Task goal
Using the material below, copy every line where "name" appears.

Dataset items

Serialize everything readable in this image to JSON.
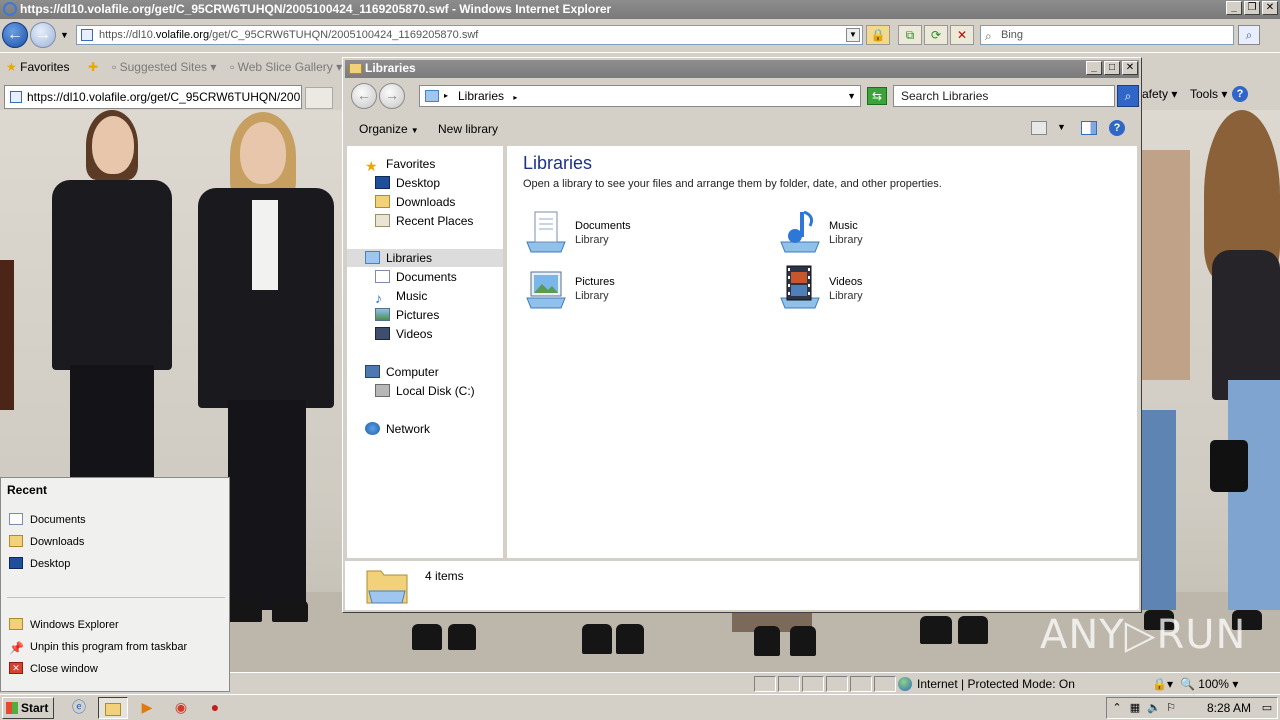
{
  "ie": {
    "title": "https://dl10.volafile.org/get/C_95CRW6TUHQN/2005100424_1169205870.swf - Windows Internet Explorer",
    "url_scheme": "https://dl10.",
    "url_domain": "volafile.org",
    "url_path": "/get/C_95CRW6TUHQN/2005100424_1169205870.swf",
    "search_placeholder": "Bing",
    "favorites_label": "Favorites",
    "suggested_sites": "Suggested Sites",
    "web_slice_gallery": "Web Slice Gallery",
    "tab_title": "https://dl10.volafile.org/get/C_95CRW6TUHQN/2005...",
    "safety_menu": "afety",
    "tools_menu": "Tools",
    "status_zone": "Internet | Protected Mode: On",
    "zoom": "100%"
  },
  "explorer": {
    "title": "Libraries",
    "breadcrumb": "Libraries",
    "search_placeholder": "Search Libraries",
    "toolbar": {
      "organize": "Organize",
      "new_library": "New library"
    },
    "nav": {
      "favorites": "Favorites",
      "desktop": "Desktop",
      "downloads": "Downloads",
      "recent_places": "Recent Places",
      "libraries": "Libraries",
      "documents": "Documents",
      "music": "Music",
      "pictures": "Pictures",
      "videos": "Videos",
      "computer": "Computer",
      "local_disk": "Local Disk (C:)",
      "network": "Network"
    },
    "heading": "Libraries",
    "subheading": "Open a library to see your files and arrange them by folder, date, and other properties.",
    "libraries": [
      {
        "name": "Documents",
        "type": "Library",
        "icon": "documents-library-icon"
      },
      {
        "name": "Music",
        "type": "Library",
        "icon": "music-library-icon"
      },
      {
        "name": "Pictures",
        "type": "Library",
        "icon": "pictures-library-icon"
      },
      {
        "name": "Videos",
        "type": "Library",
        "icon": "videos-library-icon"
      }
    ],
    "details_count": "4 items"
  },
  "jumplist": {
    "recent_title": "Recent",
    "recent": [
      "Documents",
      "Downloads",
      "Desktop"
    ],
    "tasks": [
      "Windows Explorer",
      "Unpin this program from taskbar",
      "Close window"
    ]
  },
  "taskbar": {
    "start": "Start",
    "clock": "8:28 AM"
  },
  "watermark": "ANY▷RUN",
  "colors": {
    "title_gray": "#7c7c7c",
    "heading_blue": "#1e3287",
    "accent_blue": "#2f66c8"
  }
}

Complete answer
        "name": "Documents",
        "name": "Music",
        "name": "Pictures",
        "name": "Videos",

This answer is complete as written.